[[ Selected text, beginning ]]
5042.0: Wednesday, November 15, 2000 - 9:18 AM

Abstract #10722

Safe Walk to School? What Kids Have to Say

Diane G. Winn, RN, MPH, Phyllis Agran, MD, MPH, Craig L. Anderson, DHSc, PhD, and Bernadette Vargas. Health Policy and Research, University of Califoria, Irvine, 100 Theory, Suite 110, Irvine, CA 92697-5800, 949-824-7410, dgwinn@uci.edu

The high number of child pedestrian injuries prompted several Santa Ana schools to participate in Walk a Child to School Day and have children complete surveys to determine what made walking difficult or unsafe. This analysis was done to determine the utility of children’s walkability surveys for identifying pedestrian safety issues. Surveys (64% Spanish, 36% English) were completed by 1532 children at 8 schools. 71% of children reported they usually walk or bicycle to school. 65% indicated a problem in one or more walkability areas. Specific problem areas were 43% not easy to cross streets, 30% drivers did not behave well, 36% walk unpleasant, and 35% not enough room to walk. Responses significantly differed by school for ease of street crossing and not having enough room to walk (Chi sq <.005). Children whose walk was > 15 minutes were significantly more likely to identify problems with drivers’ behavior and find the walk unpleasant.(Chi sq <.05) The most frequently cited problems were: 1. drivers not yielding to pedestrians crossing streets; 2. too much traffic; 3. need striped crosswalks or traffic signals; 4. discontinuous sidewalks/paths; 5. driving too fast; and, 6. unfriendly dogs. In conclusion, among a group of children who walked to school and completed walkability surveys, several issues were identified which can assist in setting priorities and targeting interventions for preventing child pedestrian injuries. The level of walking by children in this community should be promoted for the health benefits and be accompanied by changes to make the environment safer.

Learning Objectives: Recognize usefulness of walkability surveys Identify limitations of walkability surveys Discuss implications of findings for interventions

Keywords: Pediatrics, Motor Vehicles

Presenting author's disclosure statement:
Organization/institution whose products or services will be discussed: None
I do not have any significant financial interest/arrangement or affiliation with any organization/institution whose products or services are being discussed in this session.
[[ Selected text, end ]]
Apply what you read:
**1)** From the abstract on children's walk to school, list the problems that children cited most frequently.
**2)** Write out the stretch of the abstract from "Keywords: Pediatrics, Motor" through "in this session.", word for word.
[[ Data supplied, beginning ]]
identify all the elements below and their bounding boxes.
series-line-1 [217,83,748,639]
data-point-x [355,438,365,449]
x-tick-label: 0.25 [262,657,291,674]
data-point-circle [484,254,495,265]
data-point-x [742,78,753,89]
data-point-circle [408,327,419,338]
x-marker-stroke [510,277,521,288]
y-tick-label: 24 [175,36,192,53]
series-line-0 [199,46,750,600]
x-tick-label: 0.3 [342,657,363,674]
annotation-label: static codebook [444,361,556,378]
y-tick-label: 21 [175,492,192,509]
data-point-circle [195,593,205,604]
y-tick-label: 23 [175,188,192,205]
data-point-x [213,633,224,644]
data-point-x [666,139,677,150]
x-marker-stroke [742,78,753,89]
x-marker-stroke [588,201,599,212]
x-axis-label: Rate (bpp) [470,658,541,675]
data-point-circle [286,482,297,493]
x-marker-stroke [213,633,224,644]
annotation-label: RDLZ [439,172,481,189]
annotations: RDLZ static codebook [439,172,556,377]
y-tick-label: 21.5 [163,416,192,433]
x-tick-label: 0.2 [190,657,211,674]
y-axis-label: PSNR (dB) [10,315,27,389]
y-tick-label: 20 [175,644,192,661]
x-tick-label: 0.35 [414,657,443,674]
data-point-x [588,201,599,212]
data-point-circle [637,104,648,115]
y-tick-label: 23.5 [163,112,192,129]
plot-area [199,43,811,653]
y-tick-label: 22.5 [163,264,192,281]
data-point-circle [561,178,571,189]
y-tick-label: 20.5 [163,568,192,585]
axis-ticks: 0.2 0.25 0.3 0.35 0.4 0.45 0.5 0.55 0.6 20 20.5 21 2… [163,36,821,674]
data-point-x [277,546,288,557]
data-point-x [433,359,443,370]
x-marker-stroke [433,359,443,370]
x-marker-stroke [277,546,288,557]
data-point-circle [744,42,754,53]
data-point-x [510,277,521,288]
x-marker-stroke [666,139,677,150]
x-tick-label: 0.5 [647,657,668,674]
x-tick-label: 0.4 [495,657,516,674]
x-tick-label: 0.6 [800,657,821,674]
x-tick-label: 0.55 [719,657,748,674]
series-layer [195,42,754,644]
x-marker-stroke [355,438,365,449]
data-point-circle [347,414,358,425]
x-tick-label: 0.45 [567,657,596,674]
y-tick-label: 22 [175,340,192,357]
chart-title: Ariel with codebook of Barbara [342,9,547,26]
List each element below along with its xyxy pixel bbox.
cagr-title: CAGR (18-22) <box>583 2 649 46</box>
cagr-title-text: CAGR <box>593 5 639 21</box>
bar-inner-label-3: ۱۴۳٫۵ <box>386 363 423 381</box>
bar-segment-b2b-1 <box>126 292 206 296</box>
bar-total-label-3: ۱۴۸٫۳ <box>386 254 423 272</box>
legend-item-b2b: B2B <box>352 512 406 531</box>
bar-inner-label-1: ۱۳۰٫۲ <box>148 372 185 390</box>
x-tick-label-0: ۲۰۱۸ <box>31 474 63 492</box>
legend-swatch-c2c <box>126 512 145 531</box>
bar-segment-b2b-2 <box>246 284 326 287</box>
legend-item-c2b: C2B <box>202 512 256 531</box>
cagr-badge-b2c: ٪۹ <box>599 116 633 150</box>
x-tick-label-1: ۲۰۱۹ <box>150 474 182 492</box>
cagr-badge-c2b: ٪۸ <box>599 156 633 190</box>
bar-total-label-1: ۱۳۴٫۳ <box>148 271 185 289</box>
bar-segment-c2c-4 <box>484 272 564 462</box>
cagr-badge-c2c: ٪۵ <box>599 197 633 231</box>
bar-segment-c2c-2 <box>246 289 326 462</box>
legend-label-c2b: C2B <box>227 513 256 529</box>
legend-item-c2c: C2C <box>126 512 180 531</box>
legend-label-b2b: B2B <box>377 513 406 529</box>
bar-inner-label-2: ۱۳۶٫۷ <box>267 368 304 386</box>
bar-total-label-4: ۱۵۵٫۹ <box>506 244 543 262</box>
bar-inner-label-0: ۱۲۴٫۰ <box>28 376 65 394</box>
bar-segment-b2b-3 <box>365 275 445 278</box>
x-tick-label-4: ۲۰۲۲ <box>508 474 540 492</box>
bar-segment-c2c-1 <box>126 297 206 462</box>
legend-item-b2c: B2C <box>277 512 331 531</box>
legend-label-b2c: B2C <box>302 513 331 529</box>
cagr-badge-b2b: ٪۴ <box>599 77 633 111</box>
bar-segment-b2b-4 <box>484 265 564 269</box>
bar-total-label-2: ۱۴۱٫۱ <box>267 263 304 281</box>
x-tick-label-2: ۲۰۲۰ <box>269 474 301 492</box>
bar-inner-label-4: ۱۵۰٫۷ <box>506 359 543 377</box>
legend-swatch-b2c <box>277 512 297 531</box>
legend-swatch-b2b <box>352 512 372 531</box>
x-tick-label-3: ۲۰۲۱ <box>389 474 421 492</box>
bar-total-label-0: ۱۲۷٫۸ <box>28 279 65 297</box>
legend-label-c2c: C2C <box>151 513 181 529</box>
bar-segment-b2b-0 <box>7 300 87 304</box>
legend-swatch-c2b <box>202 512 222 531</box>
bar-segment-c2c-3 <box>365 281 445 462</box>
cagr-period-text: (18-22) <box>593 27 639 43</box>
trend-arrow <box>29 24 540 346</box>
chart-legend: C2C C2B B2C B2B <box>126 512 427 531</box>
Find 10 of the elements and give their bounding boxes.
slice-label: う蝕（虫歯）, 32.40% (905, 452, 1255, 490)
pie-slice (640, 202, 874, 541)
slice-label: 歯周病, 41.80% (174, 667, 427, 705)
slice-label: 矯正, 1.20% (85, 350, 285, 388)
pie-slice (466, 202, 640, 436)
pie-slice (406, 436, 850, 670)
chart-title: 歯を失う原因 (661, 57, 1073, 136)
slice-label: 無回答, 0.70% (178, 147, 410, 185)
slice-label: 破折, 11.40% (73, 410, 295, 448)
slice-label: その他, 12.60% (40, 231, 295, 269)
[[ Data supplied, end ]]
Set of answers:
**1)**
1. drivers not yielding to pedestrians crossing streets
2. too much traffic
3. need striped crosswalks or traffic signals
4. discontinuous sidewalks/paths
5. driving too fast
6. unfriendly dogs

**2)**
Keywords: Pediatrics, Motor Vehicles

Presenting author's disclosure statement:
Organization/institution whose products or services will be discussed: None
I do not have any significant financial interest/arrangement or affiliation with any organization/institution whose products or services are being discussed in this session.